**PROVIDED PASSAGE**:
################
Tuesday, October 16, 2012

To Be Grateful

Don't see the end to a day that can't get worse? Make your day better by doing positive little things you know you can accomplish. Consider what you have in your life and take a moment to appreciate every bit of it. If you notice that others around you seem like they are in a better state than you, whether financially or intellectually, consider what you've been given in the past or the knowledge you've acquired about anything at all. You might actually know more than the stranger next to you even though he might appear to be wiser or happier. Think about the people in your life who mean the world to you, and even if you can only think of one person, be happy that such a person exists in your life and is important to you. Take ten minutes out of your busy, chaotic, socially disoriented life and reflect. Buy yourself a cup of coffee or almond milk tea—it's my absolute favorite—or anything you like and enjoy it, because you know it will make you happy. Temporary happiness, but happiness nonetheless. Appreciate the person you are and the fact that only you can be you. There are so many negative qualities a person can have that you don't have—be thankful for that.

Thursday, October 11, 2012

When are feelings ever easy?

Never. They are always uneasy. Negative feelings, that is. If you've ever contemplated the kinds of feelings which are "easy," you'll most likely only conjure up moments when you were having a good time with someone you are happy to be around, naturally.

Uneasy feelings come like recurring nightmares. They consume my social life the way a famished snake ruthlessly swallows a rabbit in its entiretysigh, life is just laughing at me. I can hear it. There is just something wrong with the idea of a wrongful act. The thought alone may eat at your morals, where post-wrongful-act-committing leaves you obsessing for days over how terrible you felt. You feel your morals slowly deteriorating.. and you wonder where your virtues wandered off to. Of course, the act would be deemed wrong only in terms of your judgment of what is right and what is wrong. Wrong is only a perceptionnothing is ever really wrong unless put into context where something else can be considered right, but we'll not delve into that. By societal standards pain and anger are wrong feelings to experience and harbor, because as long as we aren't happy or feeling good, it's wrong. Furthermore, if your actions directly had a less-than-beneficial impact on another person, it's wrong. At times I'd wished I was a robot. Robots feel intrinsically nothing. They can't distinguish right from wrong. They have no emotions. I wish I could feel no emotions. But I am not a robot.
################
**WORK TO COMPLETE**:
• a. Answer these questions using the blog posts above:
(i) Which drink does the writer call their absolute favorite?
(ii) How many minutes does the writer suggest taking out of a busy life to reflect?
(iii) According to the writer, what can robots not distinguish?
• b. Translate this sentence from the post on gratitude into Spanish: "Appreciate the person you are and the fact that only you can be you."
• c. Write the next few sentences of the blog post on uneasy feelings, picking up after its final line.

[Excerpts from a dataset]
################
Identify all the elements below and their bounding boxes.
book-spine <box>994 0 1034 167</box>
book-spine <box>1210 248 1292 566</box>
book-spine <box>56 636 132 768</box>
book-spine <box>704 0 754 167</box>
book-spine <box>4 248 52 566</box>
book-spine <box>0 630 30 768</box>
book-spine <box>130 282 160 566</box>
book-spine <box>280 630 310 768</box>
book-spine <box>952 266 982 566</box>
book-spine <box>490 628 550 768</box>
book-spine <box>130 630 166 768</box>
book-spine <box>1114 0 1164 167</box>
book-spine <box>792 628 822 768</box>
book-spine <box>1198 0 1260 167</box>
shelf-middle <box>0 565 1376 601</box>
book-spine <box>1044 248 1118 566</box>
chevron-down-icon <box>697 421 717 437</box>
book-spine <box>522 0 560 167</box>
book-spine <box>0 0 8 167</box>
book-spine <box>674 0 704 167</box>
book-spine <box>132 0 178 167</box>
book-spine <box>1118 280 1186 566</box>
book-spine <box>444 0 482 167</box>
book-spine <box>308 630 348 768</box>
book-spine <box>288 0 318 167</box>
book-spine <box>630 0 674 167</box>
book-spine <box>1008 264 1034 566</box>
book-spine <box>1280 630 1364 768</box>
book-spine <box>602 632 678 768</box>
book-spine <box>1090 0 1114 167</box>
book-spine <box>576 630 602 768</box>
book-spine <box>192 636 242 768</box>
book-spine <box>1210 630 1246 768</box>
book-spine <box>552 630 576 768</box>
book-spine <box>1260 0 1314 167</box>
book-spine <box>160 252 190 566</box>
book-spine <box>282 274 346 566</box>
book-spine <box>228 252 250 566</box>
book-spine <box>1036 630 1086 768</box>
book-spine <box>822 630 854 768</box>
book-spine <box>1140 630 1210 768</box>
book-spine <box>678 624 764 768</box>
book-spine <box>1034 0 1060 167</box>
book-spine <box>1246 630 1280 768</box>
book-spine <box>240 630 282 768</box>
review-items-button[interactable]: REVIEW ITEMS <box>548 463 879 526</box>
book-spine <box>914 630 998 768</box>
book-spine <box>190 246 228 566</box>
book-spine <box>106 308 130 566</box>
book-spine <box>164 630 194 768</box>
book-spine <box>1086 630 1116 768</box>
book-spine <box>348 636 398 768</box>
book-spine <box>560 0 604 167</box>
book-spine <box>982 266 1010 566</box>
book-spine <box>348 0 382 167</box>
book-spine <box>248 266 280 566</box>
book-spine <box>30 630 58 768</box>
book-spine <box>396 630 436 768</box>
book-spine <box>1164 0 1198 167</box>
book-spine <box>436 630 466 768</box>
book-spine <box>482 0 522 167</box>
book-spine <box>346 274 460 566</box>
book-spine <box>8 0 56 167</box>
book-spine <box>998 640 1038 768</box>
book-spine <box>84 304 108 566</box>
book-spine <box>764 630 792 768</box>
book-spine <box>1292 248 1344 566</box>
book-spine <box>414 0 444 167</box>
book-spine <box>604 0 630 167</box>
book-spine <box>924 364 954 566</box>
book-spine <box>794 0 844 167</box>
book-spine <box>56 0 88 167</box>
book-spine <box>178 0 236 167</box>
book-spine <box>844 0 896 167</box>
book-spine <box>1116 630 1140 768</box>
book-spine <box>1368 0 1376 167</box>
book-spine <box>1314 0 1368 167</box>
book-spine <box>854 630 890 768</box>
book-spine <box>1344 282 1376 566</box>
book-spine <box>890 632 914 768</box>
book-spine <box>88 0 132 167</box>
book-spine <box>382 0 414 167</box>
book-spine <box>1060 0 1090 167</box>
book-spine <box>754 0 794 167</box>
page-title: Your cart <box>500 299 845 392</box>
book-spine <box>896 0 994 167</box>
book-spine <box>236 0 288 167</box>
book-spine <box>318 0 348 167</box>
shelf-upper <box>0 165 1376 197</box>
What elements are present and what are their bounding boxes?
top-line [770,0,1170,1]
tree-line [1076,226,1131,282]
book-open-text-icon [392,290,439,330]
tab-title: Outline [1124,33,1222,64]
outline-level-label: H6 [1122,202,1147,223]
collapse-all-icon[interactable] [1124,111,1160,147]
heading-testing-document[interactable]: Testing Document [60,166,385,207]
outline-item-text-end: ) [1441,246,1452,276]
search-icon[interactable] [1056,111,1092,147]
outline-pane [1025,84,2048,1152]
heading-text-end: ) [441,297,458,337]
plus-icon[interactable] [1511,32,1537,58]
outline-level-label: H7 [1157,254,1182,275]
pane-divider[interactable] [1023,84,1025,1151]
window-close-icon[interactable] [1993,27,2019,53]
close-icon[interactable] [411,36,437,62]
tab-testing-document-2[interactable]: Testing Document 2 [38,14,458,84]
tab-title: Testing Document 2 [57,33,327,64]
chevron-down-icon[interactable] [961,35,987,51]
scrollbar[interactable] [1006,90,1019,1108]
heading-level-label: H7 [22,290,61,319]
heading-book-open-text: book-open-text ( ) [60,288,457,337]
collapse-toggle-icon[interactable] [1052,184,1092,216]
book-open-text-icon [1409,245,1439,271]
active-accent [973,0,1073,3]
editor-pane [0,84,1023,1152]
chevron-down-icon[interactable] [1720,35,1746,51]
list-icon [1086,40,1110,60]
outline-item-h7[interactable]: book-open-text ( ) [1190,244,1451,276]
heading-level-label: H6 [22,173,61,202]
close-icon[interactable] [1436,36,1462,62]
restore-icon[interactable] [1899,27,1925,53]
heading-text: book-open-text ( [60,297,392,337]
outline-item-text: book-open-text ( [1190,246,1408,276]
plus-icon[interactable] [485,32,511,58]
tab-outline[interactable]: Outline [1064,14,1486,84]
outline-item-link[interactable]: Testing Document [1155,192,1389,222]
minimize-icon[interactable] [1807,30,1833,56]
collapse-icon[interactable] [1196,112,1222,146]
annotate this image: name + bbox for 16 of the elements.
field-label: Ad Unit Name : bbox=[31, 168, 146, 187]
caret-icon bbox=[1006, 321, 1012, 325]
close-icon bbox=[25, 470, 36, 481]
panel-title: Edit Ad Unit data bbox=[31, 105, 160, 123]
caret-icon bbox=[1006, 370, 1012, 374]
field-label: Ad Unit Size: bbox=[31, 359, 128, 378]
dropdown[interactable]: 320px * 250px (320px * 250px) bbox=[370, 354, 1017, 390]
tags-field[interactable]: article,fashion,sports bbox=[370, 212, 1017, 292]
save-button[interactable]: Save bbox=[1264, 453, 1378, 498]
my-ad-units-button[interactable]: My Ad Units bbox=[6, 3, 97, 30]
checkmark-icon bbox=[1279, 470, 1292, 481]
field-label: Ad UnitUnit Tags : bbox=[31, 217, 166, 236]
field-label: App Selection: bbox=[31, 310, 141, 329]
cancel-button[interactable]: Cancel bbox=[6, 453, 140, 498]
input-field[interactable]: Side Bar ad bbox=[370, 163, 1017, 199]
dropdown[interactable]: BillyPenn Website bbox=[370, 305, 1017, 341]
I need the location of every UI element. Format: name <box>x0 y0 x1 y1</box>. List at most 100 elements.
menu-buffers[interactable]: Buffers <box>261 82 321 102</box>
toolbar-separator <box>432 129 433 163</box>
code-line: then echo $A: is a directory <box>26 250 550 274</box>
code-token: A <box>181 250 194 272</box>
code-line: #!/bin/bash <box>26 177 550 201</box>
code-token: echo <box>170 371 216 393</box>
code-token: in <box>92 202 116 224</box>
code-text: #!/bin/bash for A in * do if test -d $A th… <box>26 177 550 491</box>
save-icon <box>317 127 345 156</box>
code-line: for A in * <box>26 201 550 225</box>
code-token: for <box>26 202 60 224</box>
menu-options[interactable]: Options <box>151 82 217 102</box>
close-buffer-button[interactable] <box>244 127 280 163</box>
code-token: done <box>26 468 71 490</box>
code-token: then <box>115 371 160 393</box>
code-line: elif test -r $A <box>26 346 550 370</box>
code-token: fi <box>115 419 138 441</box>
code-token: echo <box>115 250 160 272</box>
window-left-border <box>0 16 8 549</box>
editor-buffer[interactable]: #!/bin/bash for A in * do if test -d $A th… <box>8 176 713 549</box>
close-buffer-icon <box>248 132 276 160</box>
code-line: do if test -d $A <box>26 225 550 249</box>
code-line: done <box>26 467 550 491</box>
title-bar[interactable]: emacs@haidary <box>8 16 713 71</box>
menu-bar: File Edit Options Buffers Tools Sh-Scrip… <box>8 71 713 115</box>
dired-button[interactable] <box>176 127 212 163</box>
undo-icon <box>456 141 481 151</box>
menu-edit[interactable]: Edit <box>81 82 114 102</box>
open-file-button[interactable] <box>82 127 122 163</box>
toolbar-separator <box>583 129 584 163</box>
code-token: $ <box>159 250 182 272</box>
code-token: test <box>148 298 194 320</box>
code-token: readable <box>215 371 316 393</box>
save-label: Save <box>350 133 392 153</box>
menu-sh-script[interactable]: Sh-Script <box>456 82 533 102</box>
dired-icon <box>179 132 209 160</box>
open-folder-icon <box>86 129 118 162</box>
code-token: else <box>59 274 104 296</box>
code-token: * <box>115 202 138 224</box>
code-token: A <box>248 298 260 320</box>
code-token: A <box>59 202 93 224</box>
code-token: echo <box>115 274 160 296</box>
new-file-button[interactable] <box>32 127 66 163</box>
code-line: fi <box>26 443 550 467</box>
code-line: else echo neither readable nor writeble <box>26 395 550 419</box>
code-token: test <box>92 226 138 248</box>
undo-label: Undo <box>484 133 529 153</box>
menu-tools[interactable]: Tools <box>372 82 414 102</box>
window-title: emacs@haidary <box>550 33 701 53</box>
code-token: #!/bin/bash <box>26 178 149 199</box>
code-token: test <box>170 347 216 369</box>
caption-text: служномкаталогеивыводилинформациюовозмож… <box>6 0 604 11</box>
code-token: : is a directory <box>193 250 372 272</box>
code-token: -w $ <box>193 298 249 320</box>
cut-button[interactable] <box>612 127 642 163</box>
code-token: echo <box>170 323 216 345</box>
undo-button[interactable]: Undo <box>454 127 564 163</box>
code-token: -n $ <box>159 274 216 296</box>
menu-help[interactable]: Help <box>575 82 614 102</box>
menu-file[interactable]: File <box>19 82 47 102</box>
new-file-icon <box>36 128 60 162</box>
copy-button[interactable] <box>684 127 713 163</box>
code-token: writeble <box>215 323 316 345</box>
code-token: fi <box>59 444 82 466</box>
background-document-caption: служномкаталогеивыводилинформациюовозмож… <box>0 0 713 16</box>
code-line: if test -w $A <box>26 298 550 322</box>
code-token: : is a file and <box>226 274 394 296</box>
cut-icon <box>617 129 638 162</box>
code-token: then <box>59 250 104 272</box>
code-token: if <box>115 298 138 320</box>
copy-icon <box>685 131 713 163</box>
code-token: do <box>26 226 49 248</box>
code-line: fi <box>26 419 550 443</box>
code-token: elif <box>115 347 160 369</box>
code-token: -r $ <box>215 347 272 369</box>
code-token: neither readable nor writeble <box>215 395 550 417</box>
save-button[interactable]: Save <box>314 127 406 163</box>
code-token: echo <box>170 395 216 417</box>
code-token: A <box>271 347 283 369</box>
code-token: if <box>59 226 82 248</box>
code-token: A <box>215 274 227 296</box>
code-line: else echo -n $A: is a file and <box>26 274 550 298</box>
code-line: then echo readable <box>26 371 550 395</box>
################
**RESPONSES PER TASK**:
• a.
(i) Almond milk tea.
(ii) Ten minutes.
(iii) Right from wrong.

• b. Aprecia a la persona que eres y el hecho de que solo tú puedes ser tú.

• c.
In the long run, people judge right from wrong based on their own premises of what's good and what's not, but then again their own premises are derived from what society has already decided to be socially acceptable or unacceptable. Humanity may be the savior and death of us all.

One tendency of mine is that I over-ruminate, si possible. If you're anything like me, you overlook situations and contemplate the symptoms of your distress but instead of merely contemplating, you go above and beyond that by focusing on the negative and not seeming to let anything go. In order to let go of such overwhelming guilt or regret, you would need to come to terms with the way everything in your life has turned out. Good or bad, you will never be able to move forward properly (again, proper only in terms of how society defines what is proper and what isn't), unless you accept that what's happened has happened.